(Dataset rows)
* Begin *

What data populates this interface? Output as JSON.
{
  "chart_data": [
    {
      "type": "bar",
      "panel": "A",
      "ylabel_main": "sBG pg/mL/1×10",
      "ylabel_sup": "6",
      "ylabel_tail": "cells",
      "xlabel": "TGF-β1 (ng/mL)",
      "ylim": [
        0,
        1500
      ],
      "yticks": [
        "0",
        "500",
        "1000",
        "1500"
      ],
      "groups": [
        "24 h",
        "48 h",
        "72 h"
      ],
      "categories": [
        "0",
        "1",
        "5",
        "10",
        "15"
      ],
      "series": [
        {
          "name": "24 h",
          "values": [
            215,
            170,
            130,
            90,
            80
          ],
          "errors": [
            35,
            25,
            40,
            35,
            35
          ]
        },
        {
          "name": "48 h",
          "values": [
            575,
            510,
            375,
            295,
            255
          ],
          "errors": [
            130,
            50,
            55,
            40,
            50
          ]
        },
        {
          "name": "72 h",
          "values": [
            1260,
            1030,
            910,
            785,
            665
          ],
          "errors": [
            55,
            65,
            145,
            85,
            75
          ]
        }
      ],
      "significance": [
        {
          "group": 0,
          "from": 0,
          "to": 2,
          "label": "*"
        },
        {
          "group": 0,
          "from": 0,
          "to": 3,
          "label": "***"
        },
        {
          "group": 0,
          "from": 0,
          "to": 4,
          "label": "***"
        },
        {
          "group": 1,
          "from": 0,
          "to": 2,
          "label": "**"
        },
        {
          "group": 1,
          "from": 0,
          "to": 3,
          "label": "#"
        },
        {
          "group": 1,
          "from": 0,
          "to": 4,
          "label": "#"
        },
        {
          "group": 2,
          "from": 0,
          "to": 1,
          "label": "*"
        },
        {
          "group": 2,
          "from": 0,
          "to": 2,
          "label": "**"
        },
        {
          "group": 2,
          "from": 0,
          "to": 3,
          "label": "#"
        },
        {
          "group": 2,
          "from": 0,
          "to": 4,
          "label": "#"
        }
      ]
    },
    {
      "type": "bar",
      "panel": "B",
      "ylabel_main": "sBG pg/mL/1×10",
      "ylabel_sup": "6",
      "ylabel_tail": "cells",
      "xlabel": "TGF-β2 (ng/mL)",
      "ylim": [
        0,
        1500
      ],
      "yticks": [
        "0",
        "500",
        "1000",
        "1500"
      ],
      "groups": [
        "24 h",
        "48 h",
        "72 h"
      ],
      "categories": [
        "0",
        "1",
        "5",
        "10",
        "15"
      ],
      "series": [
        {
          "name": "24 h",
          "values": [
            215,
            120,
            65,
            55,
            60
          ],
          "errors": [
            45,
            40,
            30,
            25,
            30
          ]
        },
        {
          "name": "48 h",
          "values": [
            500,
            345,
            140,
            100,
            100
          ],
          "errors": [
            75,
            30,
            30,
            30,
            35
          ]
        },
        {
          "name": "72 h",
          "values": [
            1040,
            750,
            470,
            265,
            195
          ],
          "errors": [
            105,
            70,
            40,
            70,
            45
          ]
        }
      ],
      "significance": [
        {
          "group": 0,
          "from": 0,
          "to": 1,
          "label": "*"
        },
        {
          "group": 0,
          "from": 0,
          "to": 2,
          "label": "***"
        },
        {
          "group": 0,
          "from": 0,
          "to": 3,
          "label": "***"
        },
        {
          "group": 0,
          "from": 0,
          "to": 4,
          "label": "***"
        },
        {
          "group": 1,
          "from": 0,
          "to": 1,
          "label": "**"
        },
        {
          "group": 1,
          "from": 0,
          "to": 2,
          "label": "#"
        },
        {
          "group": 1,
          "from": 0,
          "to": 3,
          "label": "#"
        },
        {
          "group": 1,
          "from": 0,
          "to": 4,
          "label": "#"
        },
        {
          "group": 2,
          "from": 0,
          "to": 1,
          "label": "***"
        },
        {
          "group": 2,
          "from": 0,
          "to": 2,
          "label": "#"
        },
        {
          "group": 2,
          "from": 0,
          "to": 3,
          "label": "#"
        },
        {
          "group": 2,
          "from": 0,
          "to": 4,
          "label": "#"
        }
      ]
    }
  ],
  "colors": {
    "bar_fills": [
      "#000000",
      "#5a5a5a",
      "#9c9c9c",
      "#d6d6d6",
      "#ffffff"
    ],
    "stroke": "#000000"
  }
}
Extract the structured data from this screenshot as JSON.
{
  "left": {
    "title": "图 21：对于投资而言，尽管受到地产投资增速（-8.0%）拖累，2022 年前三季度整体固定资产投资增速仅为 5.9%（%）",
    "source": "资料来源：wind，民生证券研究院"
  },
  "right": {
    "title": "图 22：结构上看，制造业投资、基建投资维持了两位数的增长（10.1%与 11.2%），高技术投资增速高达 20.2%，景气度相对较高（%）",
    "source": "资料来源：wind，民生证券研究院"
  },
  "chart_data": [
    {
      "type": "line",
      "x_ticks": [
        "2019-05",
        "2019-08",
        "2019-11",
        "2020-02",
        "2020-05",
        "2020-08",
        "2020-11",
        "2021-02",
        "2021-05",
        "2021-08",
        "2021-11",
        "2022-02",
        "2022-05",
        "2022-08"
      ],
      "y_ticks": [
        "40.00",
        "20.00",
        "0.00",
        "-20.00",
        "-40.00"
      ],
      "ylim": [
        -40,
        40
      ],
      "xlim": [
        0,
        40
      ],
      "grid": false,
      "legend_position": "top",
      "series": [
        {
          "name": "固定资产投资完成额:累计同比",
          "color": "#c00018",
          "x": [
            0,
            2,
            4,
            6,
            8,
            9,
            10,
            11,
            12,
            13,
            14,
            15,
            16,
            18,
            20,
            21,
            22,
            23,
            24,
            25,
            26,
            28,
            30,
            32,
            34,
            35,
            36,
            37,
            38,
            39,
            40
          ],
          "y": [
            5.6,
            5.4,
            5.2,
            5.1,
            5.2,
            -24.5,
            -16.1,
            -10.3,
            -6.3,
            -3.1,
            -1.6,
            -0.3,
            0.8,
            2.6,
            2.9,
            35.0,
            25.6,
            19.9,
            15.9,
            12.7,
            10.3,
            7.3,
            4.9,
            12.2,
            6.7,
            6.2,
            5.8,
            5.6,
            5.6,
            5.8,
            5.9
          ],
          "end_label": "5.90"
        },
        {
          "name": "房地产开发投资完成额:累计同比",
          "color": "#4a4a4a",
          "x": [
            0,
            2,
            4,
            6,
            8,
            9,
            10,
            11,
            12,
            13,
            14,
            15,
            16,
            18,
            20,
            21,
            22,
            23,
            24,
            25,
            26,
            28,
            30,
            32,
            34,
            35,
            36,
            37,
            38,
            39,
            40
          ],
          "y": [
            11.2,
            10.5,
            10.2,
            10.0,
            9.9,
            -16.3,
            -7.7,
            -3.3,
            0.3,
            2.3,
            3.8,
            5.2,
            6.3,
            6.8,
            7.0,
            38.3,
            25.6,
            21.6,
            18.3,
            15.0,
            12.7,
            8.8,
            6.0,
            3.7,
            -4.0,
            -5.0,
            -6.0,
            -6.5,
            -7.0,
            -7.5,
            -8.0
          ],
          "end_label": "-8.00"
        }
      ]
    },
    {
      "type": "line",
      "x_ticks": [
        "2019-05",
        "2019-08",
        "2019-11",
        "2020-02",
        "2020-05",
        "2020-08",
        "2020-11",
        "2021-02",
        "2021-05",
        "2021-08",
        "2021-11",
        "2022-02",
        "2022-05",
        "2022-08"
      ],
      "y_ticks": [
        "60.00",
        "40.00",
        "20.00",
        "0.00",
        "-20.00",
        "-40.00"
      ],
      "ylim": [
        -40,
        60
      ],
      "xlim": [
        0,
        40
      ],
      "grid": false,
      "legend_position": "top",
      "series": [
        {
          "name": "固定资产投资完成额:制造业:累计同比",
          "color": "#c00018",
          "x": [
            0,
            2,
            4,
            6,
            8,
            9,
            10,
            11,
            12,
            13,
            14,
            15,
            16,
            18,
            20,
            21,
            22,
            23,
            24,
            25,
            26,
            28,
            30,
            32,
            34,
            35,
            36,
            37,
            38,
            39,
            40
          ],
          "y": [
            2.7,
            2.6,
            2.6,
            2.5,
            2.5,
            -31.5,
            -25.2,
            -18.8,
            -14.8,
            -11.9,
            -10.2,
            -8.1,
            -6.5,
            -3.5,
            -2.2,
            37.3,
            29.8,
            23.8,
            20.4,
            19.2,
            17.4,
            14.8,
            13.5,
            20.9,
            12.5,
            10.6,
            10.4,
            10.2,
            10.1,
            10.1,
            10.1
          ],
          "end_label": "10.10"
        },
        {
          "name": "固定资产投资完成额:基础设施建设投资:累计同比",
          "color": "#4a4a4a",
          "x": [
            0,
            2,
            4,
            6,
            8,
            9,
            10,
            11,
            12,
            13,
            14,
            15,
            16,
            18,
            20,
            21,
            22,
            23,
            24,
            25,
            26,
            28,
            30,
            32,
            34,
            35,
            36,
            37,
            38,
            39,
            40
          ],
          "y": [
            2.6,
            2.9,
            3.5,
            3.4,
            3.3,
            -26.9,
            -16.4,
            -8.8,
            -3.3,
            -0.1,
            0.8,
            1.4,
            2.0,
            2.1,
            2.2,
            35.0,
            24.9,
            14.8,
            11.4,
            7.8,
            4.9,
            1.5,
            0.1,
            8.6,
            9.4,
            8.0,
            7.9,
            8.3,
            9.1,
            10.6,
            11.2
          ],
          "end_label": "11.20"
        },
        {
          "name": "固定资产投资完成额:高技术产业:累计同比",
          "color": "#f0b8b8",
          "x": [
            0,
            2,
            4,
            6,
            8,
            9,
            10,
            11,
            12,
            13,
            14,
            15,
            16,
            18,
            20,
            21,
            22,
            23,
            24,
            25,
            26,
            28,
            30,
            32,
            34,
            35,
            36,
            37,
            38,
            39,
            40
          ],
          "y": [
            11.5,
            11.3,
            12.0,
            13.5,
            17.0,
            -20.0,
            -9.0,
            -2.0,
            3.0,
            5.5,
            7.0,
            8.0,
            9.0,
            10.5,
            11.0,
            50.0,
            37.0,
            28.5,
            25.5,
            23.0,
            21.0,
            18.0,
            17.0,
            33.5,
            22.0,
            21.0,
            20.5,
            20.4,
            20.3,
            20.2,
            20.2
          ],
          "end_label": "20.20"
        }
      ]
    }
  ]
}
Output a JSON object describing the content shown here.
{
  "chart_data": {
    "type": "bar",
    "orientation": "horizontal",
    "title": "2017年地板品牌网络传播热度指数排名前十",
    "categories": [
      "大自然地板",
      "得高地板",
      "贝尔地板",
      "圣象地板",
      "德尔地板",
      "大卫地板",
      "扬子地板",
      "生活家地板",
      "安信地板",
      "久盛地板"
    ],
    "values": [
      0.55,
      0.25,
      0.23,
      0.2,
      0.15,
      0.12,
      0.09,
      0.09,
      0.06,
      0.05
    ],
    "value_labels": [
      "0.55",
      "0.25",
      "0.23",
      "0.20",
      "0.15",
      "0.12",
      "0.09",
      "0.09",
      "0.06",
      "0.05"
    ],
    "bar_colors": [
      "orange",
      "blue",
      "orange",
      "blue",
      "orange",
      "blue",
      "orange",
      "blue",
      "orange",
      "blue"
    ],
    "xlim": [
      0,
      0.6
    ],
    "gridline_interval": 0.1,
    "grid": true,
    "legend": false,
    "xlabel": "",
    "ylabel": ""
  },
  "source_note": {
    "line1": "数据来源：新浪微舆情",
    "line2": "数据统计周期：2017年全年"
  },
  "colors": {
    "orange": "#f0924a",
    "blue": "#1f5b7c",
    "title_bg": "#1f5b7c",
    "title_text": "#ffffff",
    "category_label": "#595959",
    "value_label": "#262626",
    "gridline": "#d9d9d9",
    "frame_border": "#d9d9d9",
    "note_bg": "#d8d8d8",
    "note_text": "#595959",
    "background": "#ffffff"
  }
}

* End *

- WHAT THE TASK REQUIRES
Give the number of lines in the entries that hold the word "JSON", and nothing else.

- OUTPUT BELOW
3